Input rows →
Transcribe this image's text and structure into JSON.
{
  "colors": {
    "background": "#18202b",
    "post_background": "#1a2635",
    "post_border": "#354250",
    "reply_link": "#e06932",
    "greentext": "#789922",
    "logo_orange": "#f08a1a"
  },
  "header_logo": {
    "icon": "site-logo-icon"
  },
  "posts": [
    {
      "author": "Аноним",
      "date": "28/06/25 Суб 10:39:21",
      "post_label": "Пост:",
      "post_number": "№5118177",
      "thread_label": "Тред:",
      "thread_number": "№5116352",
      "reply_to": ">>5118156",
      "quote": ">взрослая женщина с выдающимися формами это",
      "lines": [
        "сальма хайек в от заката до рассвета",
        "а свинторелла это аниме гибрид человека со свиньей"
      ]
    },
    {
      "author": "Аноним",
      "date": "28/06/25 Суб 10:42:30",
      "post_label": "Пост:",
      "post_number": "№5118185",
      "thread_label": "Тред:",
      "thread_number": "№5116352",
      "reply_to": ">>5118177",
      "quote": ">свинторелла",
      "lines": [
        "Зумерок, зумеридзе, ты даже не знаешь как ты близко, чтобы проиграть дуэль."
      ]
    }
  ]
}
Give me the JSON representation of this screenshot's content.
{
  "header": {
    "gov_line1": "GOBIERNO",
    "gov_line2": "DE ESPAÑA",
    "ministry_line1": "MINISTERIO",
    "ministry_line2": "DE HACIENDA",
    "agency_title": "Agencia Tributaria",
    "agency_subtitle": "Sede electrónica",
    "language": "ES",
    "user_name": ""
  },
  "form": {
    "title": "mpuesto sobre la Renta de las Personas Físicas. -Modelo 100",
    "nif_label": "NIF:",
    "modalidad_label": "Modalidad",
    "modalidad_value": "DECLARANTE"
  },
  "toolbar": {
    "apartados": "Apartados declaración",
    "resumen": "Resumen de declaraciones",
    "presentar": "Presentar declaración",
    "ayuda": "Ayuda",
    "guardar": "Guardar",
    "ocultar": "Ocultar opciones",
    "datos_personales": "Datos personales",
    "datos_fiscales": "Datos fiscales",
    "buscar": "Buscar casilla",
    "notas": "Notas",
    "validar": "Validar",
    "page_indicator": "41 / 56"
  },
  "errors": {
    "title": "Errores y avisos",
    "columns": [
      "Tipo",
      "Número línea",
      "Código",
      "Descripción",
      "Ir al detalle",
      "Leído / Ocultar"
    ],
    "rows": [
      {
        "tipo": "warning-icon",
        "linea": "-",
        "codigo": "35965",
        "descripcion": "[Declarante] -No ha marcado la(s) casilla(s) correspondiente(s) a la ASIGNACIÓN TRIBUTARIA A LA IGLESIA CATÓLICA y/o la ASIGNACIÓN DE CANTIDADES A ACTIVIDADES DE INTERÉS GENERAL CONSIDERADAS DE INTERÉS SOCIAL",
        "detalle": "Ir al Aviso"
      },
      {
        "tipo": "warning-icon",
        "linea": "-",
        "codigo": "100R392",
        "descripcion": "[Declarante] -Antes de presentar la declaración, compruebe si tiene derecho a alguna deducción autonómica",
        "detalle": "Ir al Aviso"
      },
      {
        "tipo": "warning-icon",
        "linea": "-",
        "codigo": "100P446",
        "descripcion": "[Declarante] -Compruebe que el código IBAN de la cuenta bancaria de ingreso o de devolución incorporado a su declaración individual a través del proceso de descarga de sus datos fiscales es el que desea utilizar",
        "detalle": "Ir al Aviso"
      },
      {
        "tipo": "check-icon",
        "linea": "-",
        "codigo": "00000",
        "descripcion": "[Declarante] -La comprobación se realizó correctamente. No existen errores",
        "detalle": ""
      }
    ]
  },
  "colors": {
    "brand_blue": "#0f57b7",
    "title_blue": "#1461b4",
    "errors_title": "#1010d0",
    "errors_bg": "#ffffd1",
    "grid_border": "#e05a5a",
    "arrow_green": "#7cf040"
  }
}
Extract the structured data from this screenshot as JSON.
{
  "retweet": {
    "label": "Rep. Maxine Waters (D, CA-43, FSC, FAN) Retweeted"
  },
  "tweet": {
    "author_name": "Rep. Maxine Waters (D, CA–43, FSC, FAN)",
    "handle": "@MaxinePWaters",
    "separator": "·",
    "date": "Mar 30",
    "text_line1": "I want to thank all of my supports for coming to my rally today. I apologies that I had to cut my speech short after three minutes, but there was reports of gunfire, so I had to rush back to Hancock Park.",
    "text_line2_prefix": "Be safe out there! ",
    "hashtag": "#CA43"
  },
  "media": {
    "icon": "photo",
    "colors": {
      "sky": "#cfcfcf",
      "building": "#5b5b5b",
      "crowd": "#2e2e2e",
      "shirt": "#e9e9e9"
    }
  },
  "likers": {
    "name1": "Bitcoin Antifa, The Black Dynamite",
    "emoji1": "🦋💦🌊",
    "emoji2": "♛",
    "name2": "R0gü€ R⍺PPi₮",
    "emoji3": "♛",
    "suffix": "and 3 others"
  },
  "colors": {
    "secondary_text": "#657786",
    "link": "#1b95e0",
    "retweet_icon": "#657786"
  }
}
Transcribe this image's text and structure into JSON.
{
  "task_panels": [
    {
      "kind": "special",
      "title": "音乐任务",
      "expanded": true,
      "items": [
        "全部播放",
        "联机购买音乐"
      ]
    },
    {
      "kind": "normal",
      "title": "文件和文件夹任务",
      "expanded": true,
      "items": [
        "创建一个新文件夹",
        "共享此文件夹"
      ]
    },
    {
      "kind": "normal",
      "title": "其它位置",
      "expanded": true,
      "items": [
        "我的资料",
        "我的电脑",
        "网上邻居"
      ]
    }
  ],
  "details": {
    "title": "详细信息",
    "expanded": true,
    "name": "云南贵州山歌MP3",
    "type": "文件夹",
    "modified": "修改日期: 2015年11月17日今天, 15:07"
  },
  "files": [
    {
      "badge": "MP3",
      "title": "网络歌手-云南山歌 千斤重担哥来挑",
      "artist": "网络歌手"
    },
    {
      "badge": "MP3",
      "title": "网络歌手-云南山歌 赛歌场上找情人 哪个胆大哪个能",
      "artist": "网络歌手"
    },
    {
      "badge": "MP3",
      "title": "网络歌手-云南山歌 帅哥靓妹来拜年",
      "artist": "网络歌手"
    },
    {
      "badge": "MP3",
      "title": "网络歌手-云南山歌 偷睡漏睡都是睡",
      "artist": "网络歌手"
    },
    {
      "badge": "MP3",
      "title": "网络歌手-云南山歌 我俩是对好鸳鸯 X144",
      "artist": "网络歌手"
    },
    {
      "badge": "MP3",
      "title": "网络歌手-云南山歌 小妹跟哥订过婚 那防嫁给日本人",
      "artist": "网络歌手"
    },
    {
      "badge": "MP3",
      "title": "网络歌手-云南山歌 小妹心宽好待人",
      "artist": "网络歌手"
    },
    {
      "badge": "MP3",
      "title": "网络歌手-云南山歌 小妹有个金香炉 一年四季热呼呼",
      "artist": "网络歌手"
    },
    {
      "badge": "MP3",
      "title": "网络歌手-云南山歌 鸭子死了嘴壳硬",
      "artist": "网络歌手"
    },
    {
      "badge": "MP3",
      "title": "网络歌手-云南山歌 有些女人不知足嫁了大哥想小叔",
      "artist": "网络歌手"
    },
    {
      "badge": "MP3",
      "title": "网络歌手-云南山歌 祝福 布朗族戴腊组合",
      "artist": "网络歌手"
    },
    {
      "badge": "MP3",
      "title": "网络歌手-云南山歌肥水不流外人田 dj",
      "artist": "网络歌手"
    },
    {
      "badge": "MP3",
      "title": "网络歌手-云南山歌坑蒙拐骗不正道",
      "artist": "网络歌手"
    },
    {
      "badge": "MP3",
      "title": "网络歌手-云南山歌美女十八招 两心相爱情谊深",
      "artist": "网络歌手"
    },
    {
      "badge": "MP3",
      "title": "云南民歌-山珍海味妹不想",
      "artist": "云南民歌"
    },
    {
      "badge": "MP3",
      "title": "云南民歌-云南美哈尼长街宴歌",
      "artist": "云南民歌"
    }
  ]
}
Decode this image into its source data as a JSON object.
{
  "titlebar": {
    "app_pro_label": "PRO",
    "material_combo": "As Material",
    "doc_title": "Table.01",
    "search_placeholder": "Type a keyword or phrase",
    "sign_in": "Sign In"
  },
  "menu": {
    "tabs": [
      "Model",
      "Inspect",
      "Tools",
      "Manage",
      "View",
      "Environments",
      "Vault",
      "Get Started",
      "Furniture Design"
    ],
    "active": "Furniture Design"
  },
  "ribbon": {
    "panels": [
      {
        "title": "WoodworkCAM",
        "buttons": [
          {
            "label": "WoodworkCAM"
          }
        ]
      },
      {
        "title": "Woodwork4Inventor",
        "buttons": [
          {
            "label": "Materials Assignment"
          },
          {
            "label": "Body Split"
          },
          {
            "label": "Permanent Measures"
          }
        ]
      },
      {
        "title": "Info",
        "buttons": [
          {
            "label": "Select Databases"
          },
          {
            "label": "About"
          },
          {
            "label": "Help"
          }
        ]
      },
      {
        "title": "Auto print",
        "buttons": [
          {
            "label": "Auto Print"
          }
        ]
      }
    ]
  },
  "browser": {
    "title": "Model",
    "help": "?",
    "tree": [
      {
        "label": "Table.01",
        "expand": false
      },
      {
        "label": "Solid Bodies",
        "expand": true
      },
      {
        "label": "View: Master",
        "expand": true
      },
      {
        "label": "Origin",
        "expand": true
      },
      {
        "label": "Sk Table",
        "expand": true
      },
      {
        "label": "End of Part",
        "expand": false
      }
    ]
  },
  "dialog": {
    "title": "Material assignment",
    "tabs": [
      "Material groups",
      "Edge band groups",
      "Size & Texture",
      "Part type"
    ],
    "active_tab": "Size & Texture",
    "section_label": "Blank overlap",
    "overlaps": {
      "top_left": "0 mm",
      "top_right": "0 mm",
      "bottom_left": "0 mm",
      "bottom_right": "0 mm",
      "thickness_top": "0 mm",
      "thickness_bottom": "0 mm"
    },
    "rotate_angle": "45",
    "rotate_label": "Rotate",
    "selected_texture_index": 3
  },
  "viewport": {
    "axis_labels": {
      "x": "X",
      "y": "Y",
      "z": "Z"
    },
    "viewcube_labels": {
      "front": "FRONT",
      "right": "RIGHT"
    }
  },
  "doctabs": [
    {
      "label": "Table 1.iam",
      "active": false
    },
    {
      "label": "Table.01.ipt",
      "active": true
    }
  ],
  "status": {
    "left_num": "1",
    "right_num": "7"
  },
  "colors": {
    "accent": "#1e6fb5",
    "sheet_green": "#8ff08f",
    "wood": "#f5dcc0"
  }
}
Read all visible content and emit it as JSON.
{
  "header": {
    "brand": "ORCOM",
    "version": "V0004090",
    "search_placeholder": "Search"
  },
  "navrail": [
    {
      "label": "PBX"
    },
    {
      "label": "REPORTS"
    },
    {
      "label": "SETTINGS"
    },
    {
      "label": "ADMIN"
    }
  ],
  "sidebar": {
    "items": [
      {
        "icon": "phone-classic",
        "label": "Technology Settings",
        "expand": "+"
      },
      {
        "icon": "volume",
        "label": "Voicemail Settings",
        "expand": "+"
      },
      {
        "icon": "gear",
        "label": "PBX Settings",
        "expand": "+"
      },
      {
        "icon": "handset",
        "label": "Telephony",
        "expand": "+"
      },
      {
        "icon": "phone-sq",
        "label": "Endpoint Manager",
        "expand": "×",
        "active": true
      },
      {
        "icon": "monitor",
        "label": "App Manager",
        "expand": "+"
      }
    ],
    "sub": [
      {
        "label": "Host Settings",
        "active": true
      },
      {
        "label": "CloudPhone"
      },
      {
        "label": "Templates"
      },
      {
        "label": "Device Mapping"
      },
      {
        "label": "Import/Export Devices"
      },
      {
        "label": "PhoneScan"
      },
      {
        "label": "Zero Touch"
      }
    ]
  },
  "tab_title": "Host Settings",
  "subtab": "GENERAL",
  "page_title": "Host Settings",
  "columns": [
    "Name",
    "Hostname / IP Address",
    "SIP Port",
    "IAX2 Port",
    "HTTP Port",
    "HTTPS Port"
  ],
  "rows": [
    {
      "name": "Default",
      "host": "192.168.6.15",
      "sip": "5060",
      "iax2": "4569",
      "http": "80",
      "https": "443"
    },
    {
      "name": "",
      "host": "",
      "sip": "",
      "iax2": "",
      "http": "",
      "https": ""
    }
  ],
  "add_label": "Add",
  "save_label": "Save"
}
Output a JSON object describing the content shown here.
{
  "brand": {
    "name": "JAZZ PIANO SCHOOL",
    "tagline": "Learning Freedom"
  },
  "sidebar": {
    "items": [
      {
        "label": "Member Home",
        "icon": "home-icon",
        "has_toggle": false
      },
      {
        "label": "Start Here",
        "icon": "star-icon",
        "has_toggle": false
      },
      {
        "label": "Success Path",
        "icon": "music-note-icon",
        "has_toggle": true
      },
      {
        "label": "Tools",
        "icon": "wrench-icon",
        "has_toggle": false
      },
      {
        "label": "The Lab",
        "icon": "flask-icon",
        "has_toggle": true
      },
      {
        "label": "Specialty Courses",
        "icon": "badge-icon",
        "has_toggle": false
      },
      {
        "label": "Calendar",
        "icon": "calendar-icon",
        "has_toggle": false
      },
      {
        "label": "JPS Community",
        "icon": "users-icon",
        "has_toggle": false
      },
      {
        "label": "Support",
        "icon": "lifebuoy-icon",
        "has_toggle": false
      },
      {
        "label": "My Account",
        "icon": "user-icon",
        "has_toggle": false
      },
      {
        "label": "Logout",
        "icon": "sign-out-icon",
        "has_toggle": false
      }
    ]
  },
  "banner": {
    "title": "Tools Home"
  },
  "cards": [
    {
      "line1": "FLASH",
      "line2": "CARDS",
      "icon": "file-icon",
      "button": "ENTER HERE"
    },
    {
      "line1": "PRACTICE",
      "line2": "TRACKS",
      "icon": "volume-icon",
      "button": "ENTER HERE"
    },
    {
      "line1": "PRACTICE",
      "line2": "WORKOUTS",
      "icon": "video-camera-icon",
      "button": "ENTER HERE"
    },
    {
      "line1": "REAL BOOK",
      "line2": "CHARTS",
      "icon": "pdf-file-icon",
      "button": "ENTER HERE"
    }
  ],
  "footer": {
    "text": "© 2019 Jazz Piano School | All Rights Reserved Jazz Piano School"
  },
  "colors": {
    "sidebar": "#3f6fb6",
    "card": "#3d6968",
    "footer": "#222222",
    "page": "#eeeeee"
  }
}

Exercise goal →
Pick each line holding the word "there" out of the data and copy it.

Solution to this exercise →
    "text_line1": "I want to thank all of my supports for coming to my rally today. I apologies that I had to cut my speech short after three minutes, but there was reports of gunfire, so I had to rush back to Hancock Park.",
    "text_line2_prefix": "Be safe out there! ",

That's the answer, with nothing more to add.